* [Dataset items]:
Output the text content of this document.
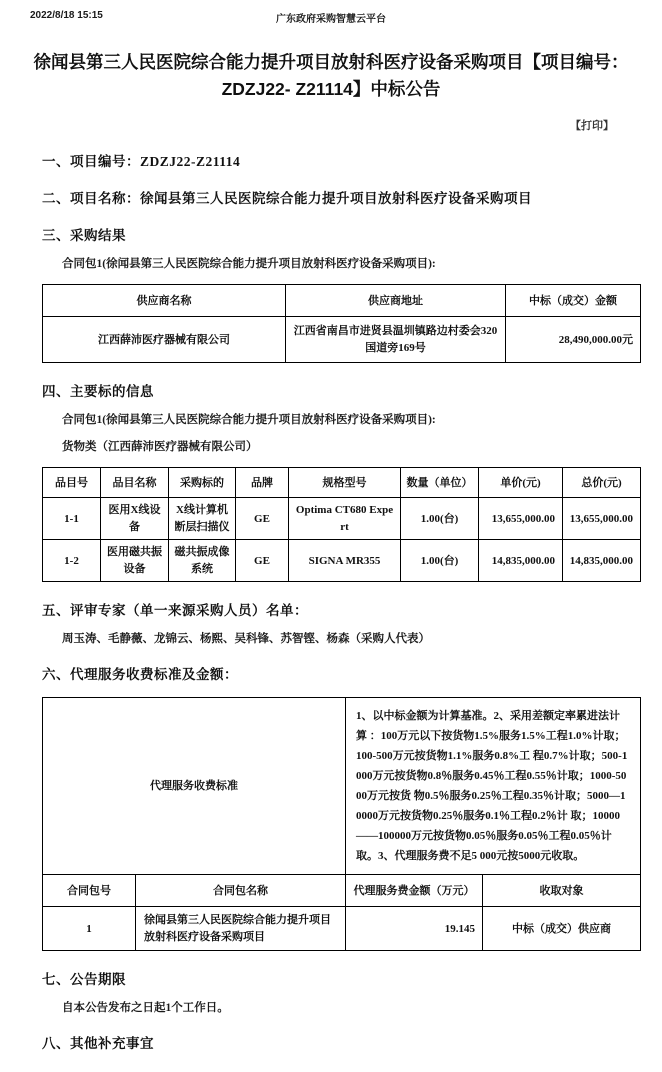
2022/8/18 15:15	广东政府采购智慧云平台
徐闻县第三人民医院综合能力提升项目放射科医疗设备采购项目【项目编号：ZDZJ22- Z21114】中标公告
【打印】
一、项目编号：ZDZJ22-Z21114
二、项目名称：徐闻县第三人民医院综合能力提升项目放射科医疗设备采购项目
三、采购结果
合同包1(徐闻县第三人民医院综合能力提升项目放射科医疗设备采购项目):
供应商名称	供应商地址	中标（成交）金额
江西薛沛医疗器械有限公司	江西省南昌市进贤县温圳镇路边村委会320国道旁169号	28,490,000.00元
四、主要标的信息
合同包1(徐闻县第三人民医院综合能力提升项目放射科医疗设备采购项目):
货物类（江西薛沛医疗器械有限公司）
品目号	品目名称	采购标的	品牌	规格型号	数量（单位）	单价(元)	总价(元)
1-1	医用X线设备	X线计算机断层扫描仪	GE	Optima CT680 Expert	1.00(台)	13,655,000.00	13,655,000.00
1-2	医用磁共振设备	磁共振成像系统	GE	SIGNA MR355	1.00(台)	14,835,000.00	14,835,000.00
五、评审专家（单一来源采购人员）名单：
周玉涛、毛静薇、龙锦云、杨熙、吴科锋、苏智铿、杨森（采购人代表）
六、代理服务收费标准及金额：
代理服务收费标准	1、以中标金额为计算基准。2、采用差额定率累进法计算 ：100万元以下按货物1.5%服务1.5%工程1.0%计取；100-500万元按货物1.1%服务0.8%工 程0.7%计取；500-1000万元按货物0.8％服务0.45％工程0.55％计取；1000-5000万元按货 物0.5％服务0.25％工程0.35％计取；5000—10000万元按货物0.25％服务0.1％工程0.2％计 取；10000——100000万元按货物0.05％服务0.05％工程0.05％计取。3、代理服务费不足5 000元按5000元收取。
合同包号	合同包名称	代理服务费金额（万元）	收取对象
1	徐闻县第三人民医院综合能力提升项目放射科医疗设备采购项目	19.145	中标（成交）供应商
七、公告期限
自本公告发布之日起1个工作日。
八、其他补充事宜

* [What this task involves]: Gather each line holding the string "江西薛沛医疗器械有限公司".

* [Result]:
江西薛沛医疗器械有限公司	江西省南昌市进贤县温圳镇路边村委会320国道旁169号	28,490,000.00元
货物类（江西薛沛医疗器械有限公司）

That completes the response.